▶ Dataset
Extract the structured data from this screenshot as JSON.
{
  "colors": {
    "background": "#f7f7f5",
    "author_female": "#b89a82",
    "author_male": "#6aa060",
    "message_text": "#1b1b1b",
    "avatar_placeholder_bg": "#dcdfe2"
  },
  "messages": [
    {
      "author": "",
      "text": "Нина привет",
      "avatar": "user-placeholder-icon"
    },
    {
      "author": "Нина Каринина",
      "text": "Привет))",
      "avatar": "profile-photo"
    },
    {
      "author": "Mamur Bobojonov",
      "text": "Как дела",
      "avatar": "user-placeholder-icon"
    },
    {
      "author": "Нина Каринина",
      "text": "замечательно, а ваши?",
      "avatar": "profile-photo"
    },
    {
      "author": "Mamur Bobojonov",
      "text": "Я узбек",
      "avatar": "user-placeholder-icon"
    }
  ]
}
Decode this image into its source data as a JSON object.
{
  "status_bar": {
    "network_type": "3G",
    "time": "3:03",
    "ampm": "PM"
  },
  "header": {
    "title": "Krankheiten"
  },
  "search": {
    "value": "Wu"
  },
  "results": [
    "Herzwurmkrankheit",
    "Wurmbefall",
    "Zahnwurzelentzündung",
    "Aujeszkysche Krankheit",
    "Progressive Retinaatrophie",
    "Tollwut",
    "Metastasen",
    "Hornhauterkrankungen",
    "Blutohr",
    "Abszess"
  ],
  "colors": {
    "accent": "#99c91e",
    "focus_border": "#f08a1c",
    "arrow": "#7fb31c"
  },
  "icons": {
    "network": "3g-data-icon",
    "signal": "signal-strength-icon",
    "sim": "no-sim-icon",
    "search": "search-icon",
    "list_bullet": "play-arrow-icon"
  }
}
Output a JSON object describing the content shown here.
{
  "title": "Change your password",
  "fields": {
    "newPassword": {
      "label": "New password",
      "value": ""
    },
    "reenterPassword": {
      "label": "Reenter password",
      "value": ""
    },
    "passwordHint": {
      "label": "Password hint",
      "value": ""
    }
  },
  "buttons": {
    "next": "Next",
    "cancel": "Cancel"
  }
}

▶ Exercise task
The records above should be duplicated in full, exactly as given.

▶ Solution to the exercise
Extract the structured data from this screenshot as JSON.
{
  "colors": {
    "background": "#f7f7f5",
    "author_female": "#b89a82",
    "author_male": "#6aa060",
    "message_text": "#1b1b1b",
    "avatar_placeholder_bg": "#dcdfe2"
  },
  "messages": [
    {
      "author": "",
      "text": "Нина привет",
      "avatar": "user-placeholder-icon"
    },
    {
      "author": "Нина Каринина",
      "text": "Привет))",
      "avatar": "profile-photo"
    },
    {
      "author": "Mamur Bobojonov",
      "text": "Как дела",
      "avatar": "user-placeholder-icon"
    },
    {
      "author": "Нина Каринина",
      "text": "замечательно, а ваши?",
      "avatar": "profile-photo"
    },
    {
      "author": "Mamur Bobojonov",
      "text": "Я узбек",
      "avatar": "user-placeholder-icon"
    }
  ]
}
Decode this image into its source data as a JSON object.
{
  "status_bar": {
    "network_type": "3G",
    "time": "3:03",
    "ampm": "PM"
  },
  "header": {
    "title": "Krankheiten"
  },
  "search": {
    "value": "Wu"
  },
  "results": [
    "Herzwurmkrankheit",
    "Wurmbefall",
    "Zahnwurzelentzündung",
    "Aujeszkysche Krankheit",
    "Progressive Retinaatrophie",
    "Tollwut",
    "Metastasen",
    "Hornhauterkrankungen",
    "Blutohr",
    "Abszess"
  ],
  "colors": {
    "accent": "#99c91e",
    "focus_border": "#f08a1c",
    "arrow": "#7fb31c"
  },
  "icons": {
    "network": "3g-data-icon",
    "signal": "signal-strength-icon",
    "sim": "no-sim-icon",
    "search": "search-icon",
    "list_bullet": "play-arrow-icon"
  }
}
Output a JSON object describing the content shown here.
{
  "title": "Change your password",
  "fields": {
    "newPassword": {
      "label": "New password",
      "value": ""
    },
    "reenterPassword": {
      "label": "Reenter password",
      "value": ""
    },
    "passwordHint": {
      "label": "Password hint",
      "value": ""
    }
  },
  "buttons": {
    "next": "Next",
    "cancel": "Cancel"
  }
}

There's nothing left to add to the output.